### KUTIPAN DOKUMEN
------------------------
23 Januari 2008

Don’t MUNTABER

Mundur Tanpa Berita disingkat MUNTABER. Dari kata ini, kita bisa menyebutnya semacam penyakit, tetapi lain halnya ketika kata ini digunakan sebagai bentuk kecolongan terhadap informasi. Menelaah kata MUNTABER, seolah-olah menghantar kita pada dunia sarang penyakit yang terkadang segelintir menyebabkan kematian. Namun, sisi lainnya sangat peka dengan kinerja seseorang baik yang berprofesi maupun tidak sama sekali.

Seputar kehidupan masyarakat, ada pula kata GOSIP dan ISU. Berangkat dari kata tersebut, informasi mulai berangsut kesana kemari. Bahkan ada yang biasanya sekadar memberi tanpa penjelasan, masih ragu atau dengan menambah-nambah hal-hal yang bisa menimbulkan kecurangan, tidak efisien.
Melirik para pakar manajemen strategi memberikan tips sederhana untuk mengkaji informasi : check, re-check, cross check dan final-check. Sangat berbahaya jika seorang pemimpin tidak bisa melakukan tips-tips sederhana ini. (Kutipan Manajemen Kecerdasan, Taufik Pasiak).
Bagi saya, dan kebanyakan orang mempelajari dan mencari informasi. masih tergantung dari perintah atasan. Kurangnya insiatif, atau pematangan disiplin yang belum terealisasi. Mungkin saja, saya pun demikian.
Dengan muntaber inilah, saya berpikir dan bertanya pada diri. Jika memang demikian informasi yang kita dapatkan dan memiliki data-data yang akurat, tajam dan terpercaya. Seperti halnya meminjam slogan SCTV.
Ide atau singkatan kata ini, menjadi istilah dan kekuatan untuk tetap optimis. Mengapa ada orang yang sukses dan gagal? Ada banyak jawaban untuk ini, dan meninjaunya bisa dari beragam perspektif.
Andai saja informasi seperti Jelangkung “datang tak dijemput pulang tak diantar”, maka santailah kita sambil menunggu hari esok, esok dan esok lagi. Ini bukan aturan, paksaan atau himbauan, tetapi layaknya tentang bisik-membisik yang sering kudengungkan kepada keluarga dan kawan-kawan ku.
------------------------
### TUGAS
Cetak ulang bagian tulisan tentang MUNTABER di atas, mulai dari "Bagi saya, dan" hingga dan termasuk "saya pun demikian.".

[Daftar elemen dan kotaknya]
------------------------
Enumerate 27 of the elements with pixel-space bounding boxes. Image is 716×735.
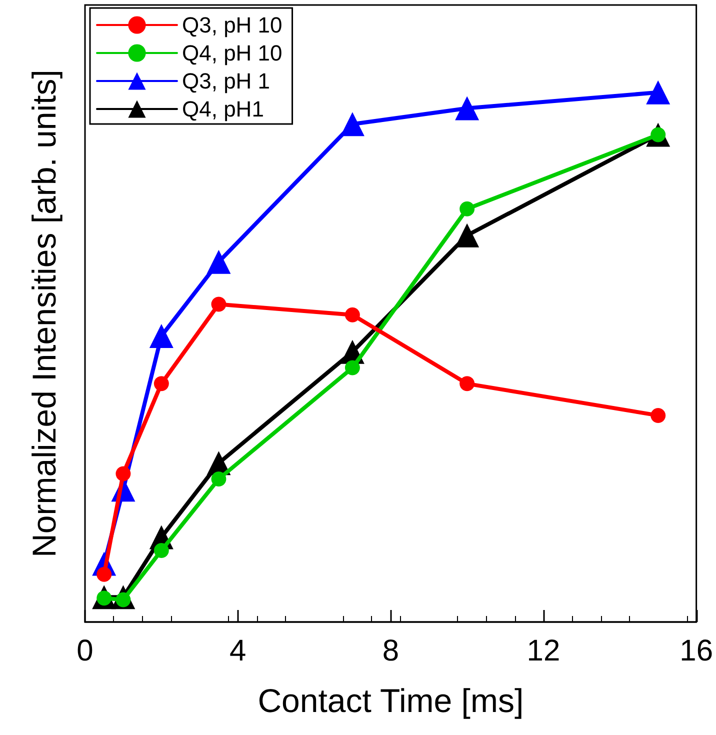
point bbox=[116, 466, 131, 482]
legend-label: Q3, pH 10 bbox=[182, 12, 282, 38]
point bbox=[460, 376, 475, 392]
legend-label: Q4, pH 10 bbox=[182, 40, 282, 66]
legend-label: Q4, pH1 bbox=[182, 96, 264, 122]
point bbox=[154, 376, 169, 392]
x-axis-title: Contact Time [ms] bbox=[258, 682, 524, 719]
point bbox=[154, 543, 169, 558]
point bbox=[211, 296, 226, 312]
point bbox=[650, 408, 666, 423]
point bbox=[344, 307, 360, 322]
x-tick-label: 8 bbox=[382, 634, 399, 668]
x-tick-label: 16 bbox=[680, 634, 714, 668]
point bbox=[206, 250, 231, 274]
point bbox=[455, 223, 480, 248]
point bbox=[460, 201, 475, 216]
point bbox=[96, 566, 112, 582]
y-axis-title: Normalized Intensities [arb. units] bbox=[26, 70, 62, 558]
point bbox=[344, 360, 360, 376]
x-tick-label: 12 bbox=[526, 634, 560, 668]
point bbox=[149, 324, 174, 348]
x-tick-label: 0 bbox=[76, 634, 94, 668]
x-tick-label: 4 bbox=[229, 634, 246, 668]
legend-label: Q3, pH 1 bbox=[182, 68, 270, 94]
point bbox=[646, 80, 670, 104]
point bbox=[211, 472, 226, 486]
point bbox=[455, 96, 480, 120]
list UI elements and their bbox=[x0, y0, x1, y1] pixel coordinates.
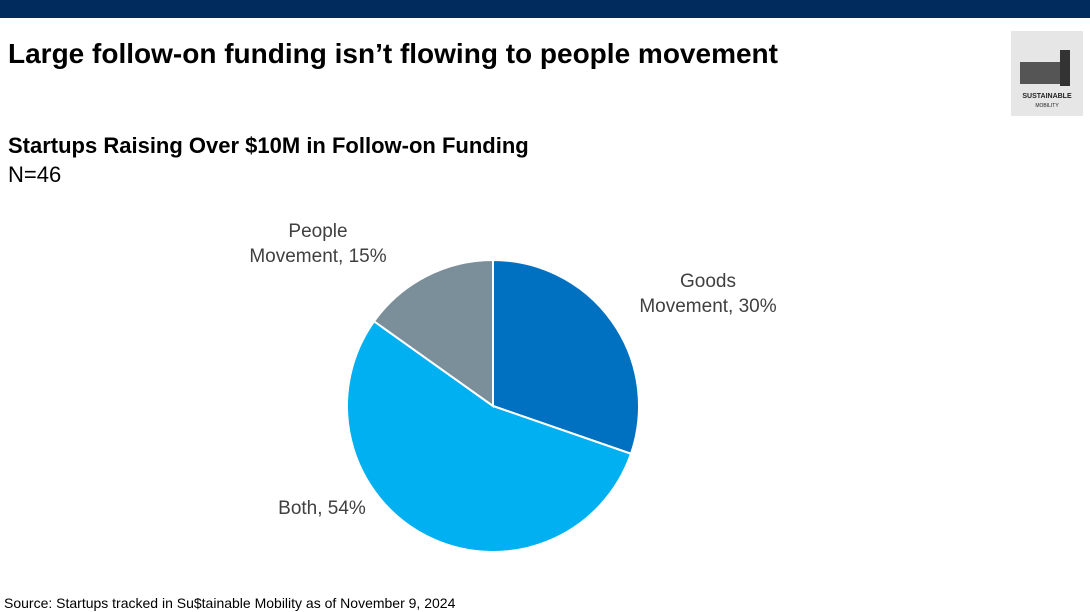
data-label-line: Movement, 15% bbox=[249, 246, 386, 267]
logo-text: SUSTAINABLE bbox=[1022, 93, 1072, 100]
chart-title: Startups Raising Over $10M in Follow-on … bbox=[8, 133, 529, 158]
logo-tower bbox=[1060, 50, 1070, 86]
data-label: Both, 54% bbox=[278, 498, 366, 519]
pie-slice bbox=[346, 319, 633, 553]
logo-bus bbox=[1020, 62, 1064, 84]
pie-slice bbox=[372, 258, 494, 408]
data-label-line: Goods bbox=[680, 271, 736, 292]
logo-text: MOBILITY bbox=[1035, 103, 1059, 109]
source: Source: Startups tracked in Su$tainable … bbox=[4, 595, 456, 611]
slide-title: Large follow-on funding isn’t flowing to… bbox=[8, 38, 778, 69]
data-label: People Movement, 15% bbox=[249, 221, 386, 267]
data-label-line: Movement, 30% bbox=[639, 296, 776, 317]
data-label-line: People bbox=[288, 221, 347, 242]
top-bar bbox=[0, 0, 1090, 18]
pie: Goods Movement, 30% Both, 54% People Movemen… bbox=[249, 221, 777, 553]
data-label: Goods Movement, 30% bbox=[639, 271, 776, 317]
pie-slice bbox=[492, 258, 640, 456]
chart-subtitle: N=46 bbox=[8, 162, 61, 187]
logo: SUSTAINABLE MOBILITY bbox=[1011, 31, 1083, 116]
------------------------
### CONTOH JAWABAN
Bagi saya, dan kebanyakan orang mempelajari dan mencari informasi. masih tergantung dari perintah atasan. Kurangnya insiatif, atau pematangan disiplin yang belum terealisasi. Mungkin saja, saya pun demikian.